Figure record listings
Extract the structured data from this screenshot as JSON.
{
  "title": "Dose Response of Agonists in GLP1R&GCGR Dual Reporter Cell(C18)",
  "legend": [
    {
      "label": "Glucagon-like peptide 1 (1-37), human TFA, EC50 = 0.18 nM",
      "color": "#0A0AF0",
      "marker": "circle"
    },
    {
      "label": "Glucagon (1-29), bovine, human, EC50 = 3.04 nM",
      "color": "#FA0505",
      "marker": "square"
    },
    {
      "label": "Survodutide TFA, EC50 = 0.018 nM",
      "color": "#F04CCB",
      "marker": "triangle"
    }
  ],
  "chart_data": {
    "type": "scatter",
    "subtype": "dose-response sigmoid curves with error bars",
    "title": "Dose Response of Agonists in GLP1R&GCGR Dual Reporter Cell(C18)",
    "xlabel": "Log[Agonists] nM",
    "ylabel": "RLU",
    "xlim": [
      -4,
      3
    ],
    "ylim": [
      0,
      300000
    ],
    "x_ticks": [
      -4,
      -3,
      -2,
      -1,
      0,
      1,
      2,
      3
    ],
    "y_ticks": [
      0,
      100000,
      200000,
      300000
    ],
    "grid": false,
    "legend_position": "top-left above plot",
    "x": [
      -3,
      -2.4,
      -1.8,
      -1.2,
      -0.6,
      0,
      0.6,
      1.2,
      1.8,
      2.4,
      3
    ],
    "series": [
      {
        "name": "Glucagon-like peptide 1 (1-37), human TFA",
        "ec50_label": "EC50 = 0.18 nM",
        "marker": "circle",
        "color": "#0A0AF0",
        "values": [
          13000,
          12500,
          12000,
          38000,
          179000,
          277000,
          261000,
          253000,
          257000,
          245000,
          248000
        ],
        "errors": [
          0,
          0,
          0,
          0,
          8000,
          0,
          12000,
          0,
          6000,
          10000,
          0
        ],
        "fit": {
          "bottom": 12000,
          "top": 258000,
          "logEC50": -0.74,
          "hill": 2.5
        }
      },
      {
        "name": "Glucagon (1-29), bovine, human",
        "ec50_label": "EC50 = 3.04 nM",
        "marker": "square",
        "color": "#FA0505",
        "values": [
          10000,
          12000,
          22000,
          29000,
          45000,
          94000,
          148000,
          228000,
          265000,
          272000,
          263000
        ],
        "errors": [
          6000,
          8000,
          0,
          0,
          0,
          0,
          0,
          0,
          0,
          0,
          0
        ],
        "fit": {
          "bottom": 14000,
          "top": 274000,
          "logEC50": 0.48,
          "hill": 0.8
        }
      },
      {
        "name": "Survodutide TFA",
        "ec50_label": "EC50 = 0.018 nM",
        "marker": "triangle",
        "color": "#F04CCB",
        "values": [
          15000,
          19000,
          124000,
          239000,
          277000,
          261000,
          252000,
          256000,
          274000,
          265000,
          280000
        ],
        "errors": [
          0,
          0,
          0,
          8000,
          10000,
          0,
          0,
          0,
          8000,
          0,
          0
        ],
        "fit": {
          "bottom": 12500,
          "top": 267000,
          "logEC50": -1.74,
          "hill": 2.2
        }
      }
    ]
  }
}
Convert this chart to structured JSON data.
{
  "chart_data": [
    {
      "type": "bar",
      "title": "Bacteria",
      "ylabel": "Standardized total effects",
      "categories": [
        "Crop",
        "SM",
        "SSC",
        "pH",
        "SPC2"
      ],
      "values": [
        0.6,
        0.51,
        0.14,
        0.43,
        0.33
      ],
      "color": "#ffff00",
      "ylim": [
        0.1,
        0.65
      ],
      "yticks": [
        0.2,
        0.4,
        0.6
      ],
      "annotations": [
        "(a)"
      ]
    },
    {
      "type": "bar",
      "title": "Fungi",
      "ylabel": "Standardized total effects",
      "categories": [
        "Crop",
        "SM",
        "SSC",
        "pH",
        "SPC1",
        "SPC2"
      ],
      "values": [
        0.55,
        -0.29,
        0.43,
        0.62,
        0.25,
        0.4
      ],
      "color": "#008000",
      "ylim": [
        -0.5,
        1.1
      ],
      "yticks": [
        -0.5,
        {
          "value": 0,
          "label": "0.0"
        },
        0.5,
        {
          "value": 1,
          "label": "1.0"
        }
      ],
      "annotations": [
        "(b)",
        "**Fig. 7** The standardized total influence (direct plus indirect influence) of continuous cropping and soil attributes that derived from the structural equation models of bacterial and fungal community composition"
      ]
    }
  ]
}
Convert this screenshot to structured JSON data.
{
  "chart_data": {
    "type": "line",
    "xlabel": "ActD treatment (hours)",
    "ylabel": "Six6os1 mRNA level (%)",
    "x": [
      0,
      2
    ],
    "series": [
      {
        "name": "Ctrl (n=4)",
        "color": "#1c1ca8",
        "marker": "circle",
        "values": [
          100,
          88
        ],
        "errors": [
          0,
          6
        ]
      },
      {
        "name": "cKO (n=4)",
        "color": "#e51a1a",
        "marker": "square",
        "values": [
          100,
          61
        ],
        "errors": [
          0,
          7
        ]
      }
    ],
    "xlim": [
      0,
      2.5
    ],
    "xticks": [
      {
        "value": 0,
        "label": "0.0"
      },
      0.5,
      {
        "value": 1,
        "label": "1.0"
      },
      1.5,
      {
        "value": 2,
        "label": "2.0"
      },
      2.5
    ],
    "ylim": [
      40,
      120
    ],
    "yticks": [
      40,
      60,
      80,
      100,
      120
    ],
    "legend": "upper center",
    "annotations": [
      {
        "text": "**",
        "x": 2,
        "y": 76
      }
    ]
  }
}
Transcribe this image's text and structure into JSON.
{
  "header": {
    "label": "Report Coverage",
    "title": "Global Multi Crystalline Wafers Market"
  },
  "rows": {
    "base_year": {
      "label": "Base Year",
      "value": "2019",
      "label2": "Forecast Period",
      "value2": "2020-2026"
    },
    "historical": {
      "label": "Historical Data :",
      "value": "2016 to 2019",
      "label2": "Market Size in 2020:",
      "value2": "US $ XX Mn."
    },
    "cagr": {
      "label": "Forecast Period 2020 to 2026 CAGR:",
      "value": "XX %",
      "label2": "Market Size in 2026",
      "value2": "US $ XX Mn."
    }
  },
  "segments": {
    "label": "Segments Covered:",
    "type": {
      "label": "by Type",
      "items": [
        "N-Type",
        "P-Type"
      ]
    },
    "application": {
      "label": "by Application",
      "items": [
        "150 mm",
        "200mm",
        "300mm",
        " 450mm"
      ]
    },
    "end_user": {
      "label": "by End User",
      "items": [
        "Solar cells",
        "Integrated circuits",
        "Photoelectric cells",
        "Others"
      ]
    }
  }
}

* PROBLEM TO SOLVE
Your output should be an exact copy of the lines from the one containing "Transcribe this image's" through the last line of the data above.

* WORKED SOLUTION
Transcribe this image's text and structure into JSON.
{
  "header": {
    "label": "Report Coverage",
    "title": "Global Multi Crystalline Wafers Market"
  },
  "rows": {
    "base_year": {
      "label": "Base Year",
      "value": "2019",
      "label2": "Forecast Period",
      "value2": "2020-2026"
    },
    "historical": {
      "label": "Historical Data :",
      "value": "2016 to 2019",
      "label2": "Market Size in 2020:",
      "value2": "US $ XX Mn."
    },
    "cagr": {
      "label": "Forecast Period 2020 to 2026 CAGR:",
      "value": "XX %",
      "label2": "Market Size in 2026",
      "value2": "US $ XX Mn."
    }
  },
  "segments": {
    "label": "Segments Covered:",
    "type": {
      "label": "by Type",
      "items": [
        "N-Type",
        "P-Type"
      ]
    },
    "application": {
      "label": "by Application",
      "items": [
        "150 mm",
        "200mm",
        "300mm",
        " 450mm"
      ]
    },
    "end_user": {
      "label": "by End User",
      "items": [
        "Solar cells",
        "Integrated circuits",
        "Photoelectric cells",
        "Others"
      ]
    }
  }
}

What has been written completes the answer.